Page content transcription data
________________________

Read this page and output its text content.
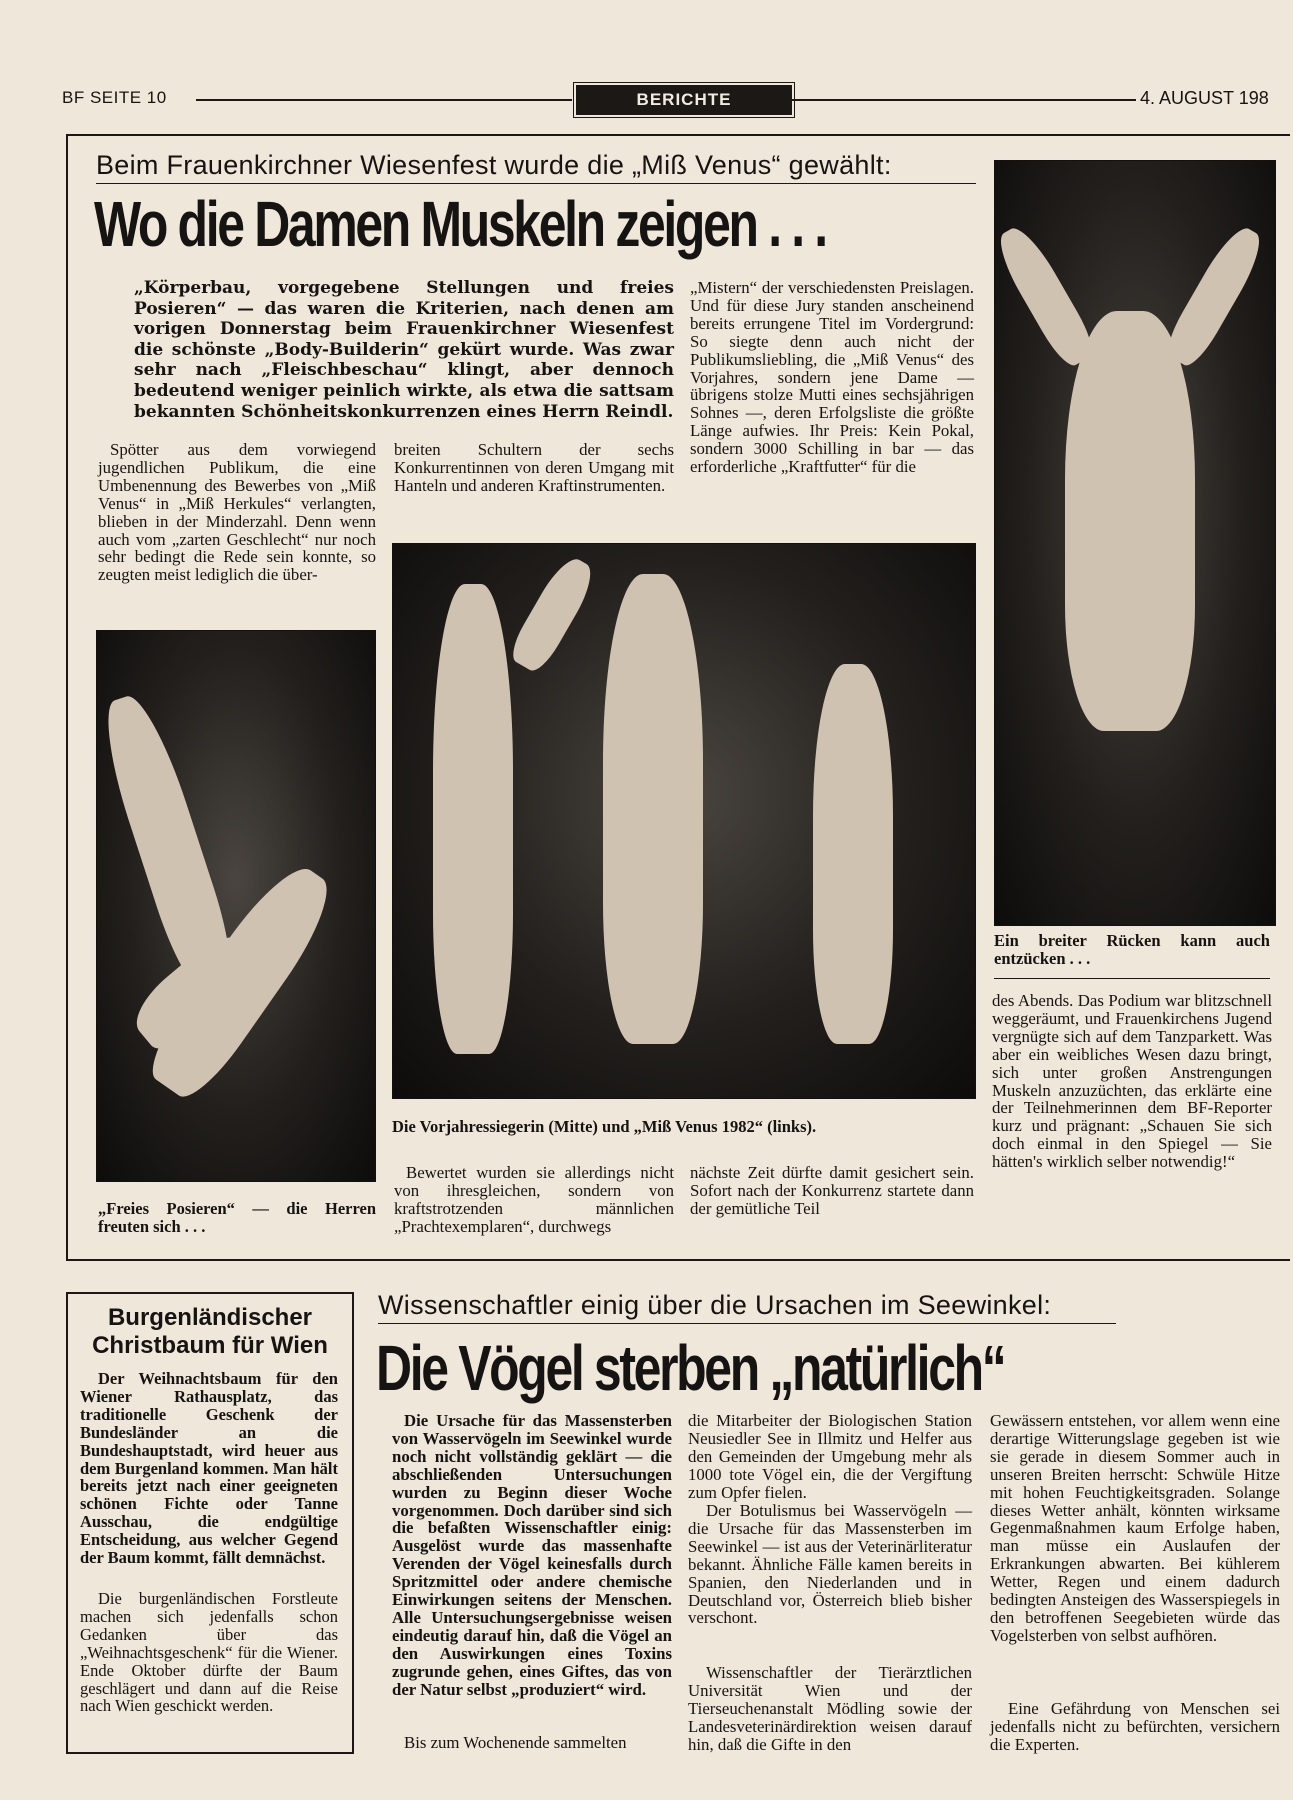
BF SEITE 10	BERICHTE	4. AUGUST 198
Beim Frauenkirchner Wiesenfest wurde die „Miß Venus“ gewählt:
Wo die Damen Muskeln zeigen . . .
„Körperbau, vorgegebene Stellungen und freies Posieren“ — das waren die Kriterien, nach denen am vorigen Donnerstag beim Frauenkirchner Wiesenfest die schönste „Body-Builderin“ gekürt wurde. Was zwar sehr nach „Fleischbeschau“ klingt, aber dennoch bedeutend weniger peinlich wirkte, als etwa die sattsam bekannten Schönheitskonkurrenzen eines Herrn Reindl.
Spötter aus dem vorwiegend jugendlichen Publikum, die eine Umbenennung des Bewerbes von „Miß Venus“ in „Miß Herkules“ verlangten, blieben in der Minderzahl. Denn wenn auch vom „zarten Geschlecht“ nur noch sehr bedingt die Rede sein konnte, so zeugten meist lediglich die über-
breiten Schultern der sechs Konkurrentinnen von deren Umgang mit Hanteln und anderen Kraftinstrumenten.
„Mistern“ der verschiedensten Preislagen. Und für diese Jury standen anscheinend bereits errungene Titel im Vordergrund: So siegte denn auch nicht der Publikumsliebling, die „Miß Venus“ des Vorjahres, sondern jene Dame — übrigens stolze Mutti eines sechsjährigen Sohnes —, deren Erfolgsliste die größte Länge aufwies. Ihr Preis: Kein Pokal, sondern 3000 Schilling in bar — das erforderliche „Kraftfutter“ für die
„Freies Posieren“ — die Herren freuten sich . . .
Die Vorjahressiegerin (Mitte) und „Miß Venus 1982“ (links).
Bewertet wurden sie allerdings nicht von ihresgleichen, sondern von kraftstrotzenden männlichen „Prachtexemplaren“, durchwegs
nächste Zeit dürfte damit gesichert sein. Sofort nach der Konkurrenz startete dann der gemütliche Teil
Ein breiter Rücken kann auch entzücken . . .
des Abends. Das Podium war blitzschnell weggeräumt, und Frauenkirchens Jugend vergnügte sich auf dem Tanzparkett. Was aber ein weibliches Wesen dazu bringt, sich unter großen Anstrengungen Muskeln anzuzüchten, das erklärte eine der Teilnehmerinnen dem BF-Reporter kurz und prägnant: „Schauen Sie sich doch einmal in den Spiegel — Sie hätten's wirklich selber notwendig!“
Burgenländischer Christbaum für Wien
Der Weihnachtsbaum für den Wiener Rathausplatz, das traditionelle Geschenk der Bundesländer an die Bundeshauptstadt, wird heuer aus dem Burgenland kommen. Man hält bereits jetzt nach einer geeigneten schönen Fichte oder Tanne Ausschau, die endgültige Entscheidung, aus welcher Gegend der Baum kommt, fällt demnächst.
Die burgenländischen Forstleute machen sich jedenfalls schon Gedanken über das „Weihnachtsgeschenk“ für die Wiener. Ende Oktober dürfte der Baum geschlägert und dann auf die Reise nach Wien geschickt werden.
Wissenschaftler einig über die Ursachen im Seewinkel:
Die Vögel sterben „natürlich“
Die Ursache für das Massensterben von Wasservögeln im Seewinkel wurde noch nicht vollständig geklärt — die abschließenden Untersuchungen wurden zu Beginn dieser Woche vorgenommen. Doch darüber sind sich die befaßten Wissenschaftler einig: Ausgelöst wurde das massenhafte Verenden der Vögel keinesfalls durch Spritzmittel oder andere chemische Einwirkungen seitens der Menschen. Alle Untersuchungsergebnisse weisen eindeutig darauf hin, daß die Vögel an den Auswirkungen eines Toxins zugrunde gehen, eines Giftes, das von der Natur selbst „produziert“ wird.
Bis zum Wochenende sammelten
die Mitarbeiter der Biologischen Station Neusiedler See in Illmitz und Helfer aus den Gemeinden der Umgebung mehr als 1000 tote Vögel ein, die der Vergiftung zum Opfer fielen.
Der Botulismus bei Wasservögeln — die Ursache für das Massensterben im Seewinkel — ist aus der Veterinärliteratur bekannt. Ähnliche Fälle kamen bereits in Spanien, den Niederlanden und in Deutschland vor, Österreich blieb bisher verschont.
Wissenschaftler der Tierärztlichen Universität Wien und der Tierseuchenanstalt Mödling sowie der Landesveterinärdirektion weisen darauf hin, daß die Gifte in den
Gewässern entstehen, vor allem wenn eine derartige Witterungslage gegeben ist wie sie gerade in diesem Sommer auch in unseren Breiten herrscht: Schwüle Hitze mit hohen Feuchtigkeitsgraden. Solange dieses Wetter anhält, könnten wirksame Gegenmaßnahmen kaum Erfolge haben, man müsse ein Auslaufen der Erkrankungen abwarten. Bei kühlerem Wetter, Regen und einem dadurch bedingten Ansteigen des Wasserspiegels in den betroffenen Seegebieten würde das Vogelsterben von selbst aufhören.
Eine Gefährdung von Menschen sei jedenfalls nicht zu befürchten, versichern die Experten.
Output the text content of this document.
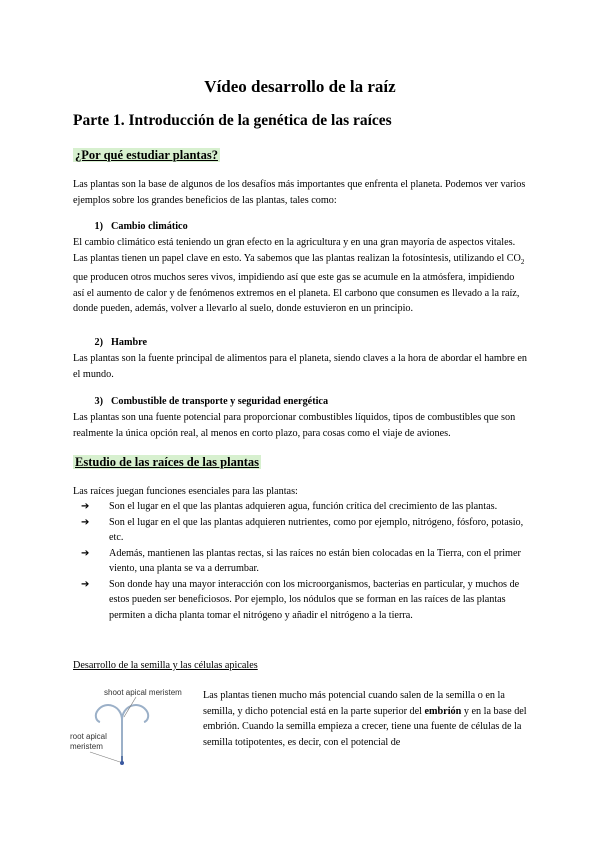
Vídeo desarrollo de la raíz
Parte 1. Introducción de la genética de las raíces
¿Por qué estudiar plantas?
Las plantas son la base de algunos de los desafíos más importantes que enfrenta el planeta. Podemos ver varios ejemplos sobre los grandes beneficios de las plantas, tales como:
1) Cambio climático
El cambio climático está teniendo un gran efecto en la agricultura y en una gran mayoría de aspectos vitales. Las plantas tienen un papel clave en esto. Ya sabemos que las plantas realizan la fotosíntesis, utilizando el $CO_2$ que producen otros muchos seres vivos, impidiendo así que este gas se acumule en la atmósfera, impidiendo así el aumento de calor y de fenómenos extremos en el planeta. El carbono que consumen es llevado a la raíz, donde pueden, además, volver a llevarlo al suelo, donde estuvieron en un principio.
2) Hambre
Las plantas son la fuente principal de alimentos para el planeta, siendo claves a la hora de abordar el hambre en el mundo.
3) Combustible de transporte y seguridad energética
Las plantas son una fuente potencial para proporcionar combustibles líquidos, tipos de combustibles que son realmente la única opción real, al menos en corto plazo, para cosas como el viaje de aviones.
Estudio de las raíces de las plantas
Las raíces juegan funciones esenciales para las plantas:
➔ Son el lugar en el que las plantas adquieren agua, función crítica del crecimiento de las plantas.
➔ Son el lugar en el que las plantas adquieren nutrientes, como por ejemplo, nitrógeno, fósforo, potasio, etc.
➔ Además, mantienen las plantas rectas, si las raíces no están bien colocadas en la Tierra, con el primer viento, una planta se va a derrumbar.
➔ Son donde hay una mayor interacción con los microorganismos, bacterias en particular, y muchos de estos pueden ser beneficiosos. Por ejemplo, los nódulos que se forman en las raíces de las plantas permiten a dicha planta tomar el nitrógeno y añadir el nitrógeno a la tierra.
Desarrollo de la semilla y las células apicales
shoot apical meristem
root apical
meristem
Las plantas tienen mucho más potencial cuando salen de la semilla o en la semilla, y dicho potencial está en la parte superior del embrión y en la base del embrión. Cuando la semilla empieza a crecer, tiene una fuente de células de la semilla totipotentes, es decir, con el potencial de
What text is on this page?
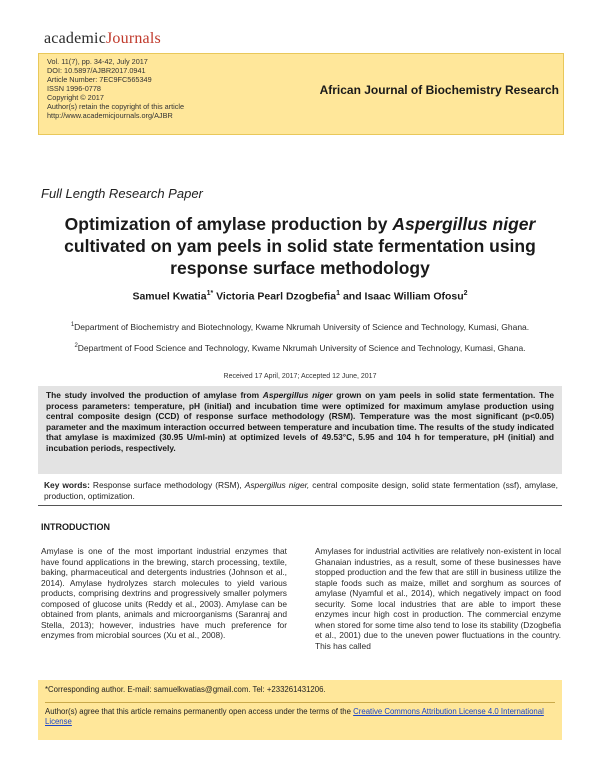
academicJournals
Vol. 11(7), pp. 34-42, July 2017
DOI: 10.5897/AJBR2017.0941
Article Number: 7EC9FC565349
ISSN 1996-0778
Copyright © 2017
Author(s) retain the copyright of this article
http://www.academicjournals.org/AJBR
African Journal of Biochemistry Research
Full Length Research Paper
Optimization of amylase production by Aspergillus niger cultivated on yam peels in solid state fermentation using response surface methodology
Samuel Kwatia$^{1*}$ Victoria Pearl Dzogbefia$^1$ and Isaac William Ofosu$^2$
$^1$Department of Biochemistry and Biotechnology, Kwame Nkrumah University of Science and Technology, Kumasi, Ghana.
$^2$Department of Food Science and Technology, Kwame Nkrumah University of Science and Technology, Kumasi, Ghana.
Received 17 April, 2017; Accepted 12 June, 2017
The study involved the production of amylase from Aspergillus niger grown on yam peels in solid state fermentation. The process parameters: temperature, pH (initial) and incubation time were optimized for maximum amylase production using central composite design (CCD) of response surface methodology (RSM). Temperature was the most significant (p<0.05) parameter and the maximum interaction occurred between temperature and incubation time. The results of the study indicated that amylase is maximized (30.95 U/ml-min) at optimized levels of 49.53°C, 5.95 and 104 h for temperature, pH (initial) and incubation periods, respectively.
Key words: Response surface methodology (RSM), Aspergillus niger, central composite design, solid state fermentation (ssf), amylase, production, optimization.
INTRODUCTION
Amylase is one of the most important industrial enzymes that have found applications in the brewing, starch processing, textile, baking, pharmaceutical and detergents industries (Johnson et al., 2014). Amylase hydrolyzes starch molecules to yield various products, comprising dextrins and progressively smaller polymers composed of glucose units (Reddy et al., 2003). Amylase can be obtained from plants, animals and microorganisms (Saranraj and Stella, 2013); however, industries have much preference for enzymes from microbial sources (Xu et al., 2008).
Amylases for industrial activities are relatively non-existent in local Ghanaian industries, as a result, some of these businesses have stopped production and the few that are still in business utilize the staple foods such as maize, millet and sorghum as sources of amylase (Nyamful et al., 2014), which negatively impact on food security. Some local industries that are able to import these enzymes incur high cost in production. The commercial enzyme when stored for some time also tend to lose its stability (Dzogbefia et al., 2001) due to the uneven power fluctuations in the country. This has called
*Corresponding author. E-mail: samuelkwatias@gmail.com. Tel: +233261431206.
Author(s) agree that this article remains permanently open access under the terms of the Creative Commons Attribution License 4.0 International License
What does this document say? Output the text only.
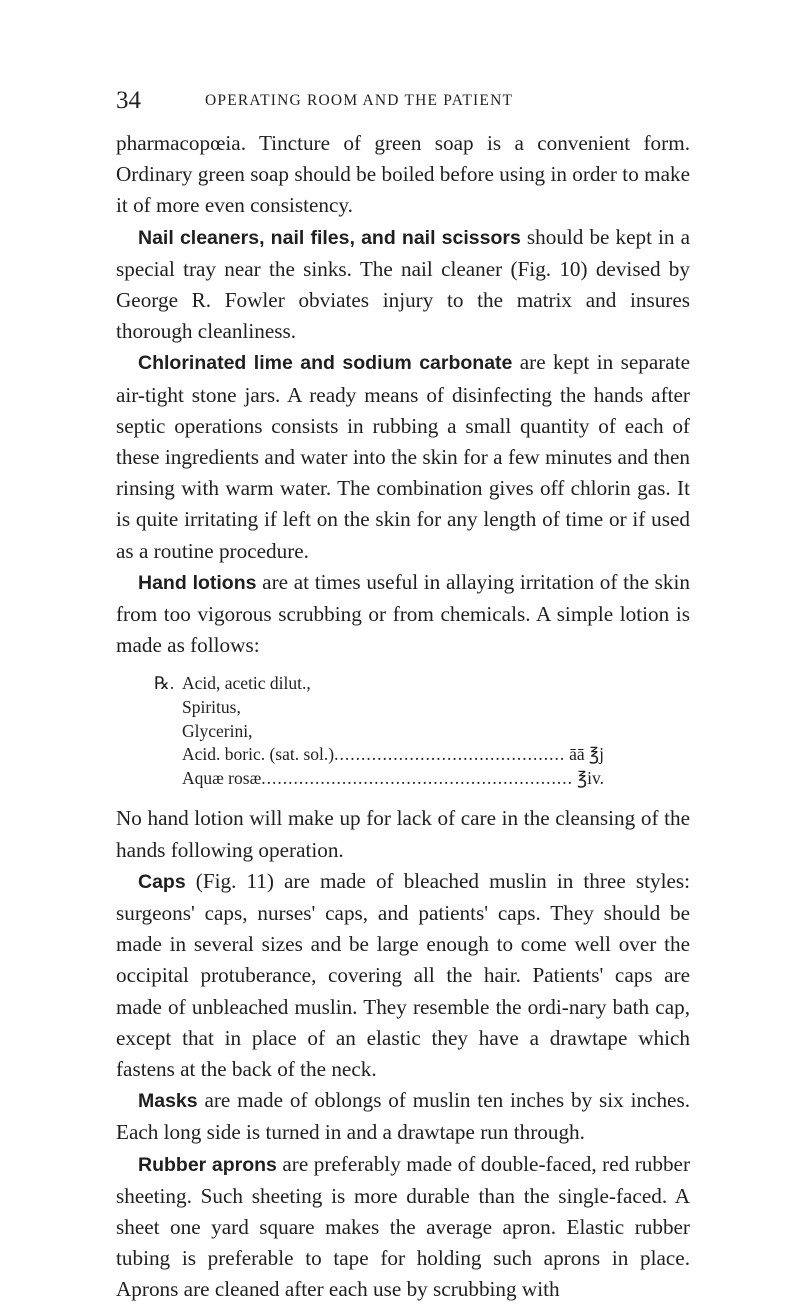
34	OPERATING ROOM AND THE PATIENT

pharmacopœia. Tincture of green soap is a convenient form. Ordinary green soap should be boiled before using in order to make it of more even consistency.

Nail cleaners, nail files, and nail scissors should be kept in a special tray near the sinks. The nail cleaner (Fig. 10) devised by George R. Fowler obviates injury to the matrix and insures thorough cleanliness.

Chlorinated lime and sodium carbonate are kept in separate air-tight stone jars. A ready means of disinfecting the hands after septic operations consists in rubbing a small quantity of each of these ingredients and water into the skin for a few minutes and then rinsing with warm water. The combination gives off chlorin gas. It is quite irritating if left on the skin for any length of time or if used as a routine procedure.

Hand lotions are at times useful in allaying irritation of the skin from too vigorous scrubbing or from chemicals. A simple lotion is made as follows:

℞. Acid, acetic dilut.,
Spiritus,
Glycerini,
Acid. boric. (sat. sol.) .....	āā ℥j
Aquæ rosæ .....	℥iv.

No hand lotion will make up for lack of care in the cleansing of the hands following operation.

Caps (Fig. 11) are made of bleached muslin in three styles: surgeons' caps, nurses' caps, and patients' caps. They should be made in several sizes and be large enough to come well over the occipital protuberance, covering all the hair. Patients' caps are made of unbleached muslin. They resemble the ordi-nary bath cap, except that in place of an elastic they have a drawtape which fastens at the back of the neck.

Masks are made of oblongs of muslin ten inches by six inches. Each long side is turned in and a drawtape run through.

Rubber aprons are preferably made of double-faced, red rubber sheeting. Such sheeting is more durable than the single-faced. A sheet one yard square makes the average apron. Elastic rubber tubing is preferable to tape for holding such aprons in place. Aprons are cleaned after each use by scrubbing with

________________________

Your response should contain each line of the entries above that holds the string "sein".

Final answer:
Spötter aus dem vorwiegend jugendlichen Publikum, die eine Umbenennung des Bewerbes von „Miß Venus“ in „Miß Herkules“ verlangten, blieben in der Minderzahl. Denn wenn auch vom „zarten Geschlecht“ nur noch sehr bedingt die Rede sein konnte, so zeugten meist lediglich die über-
nächste Zeit dürfte damit gesichert sein. Sofort nach der Konkurrenz startete dann der gemütliche Teil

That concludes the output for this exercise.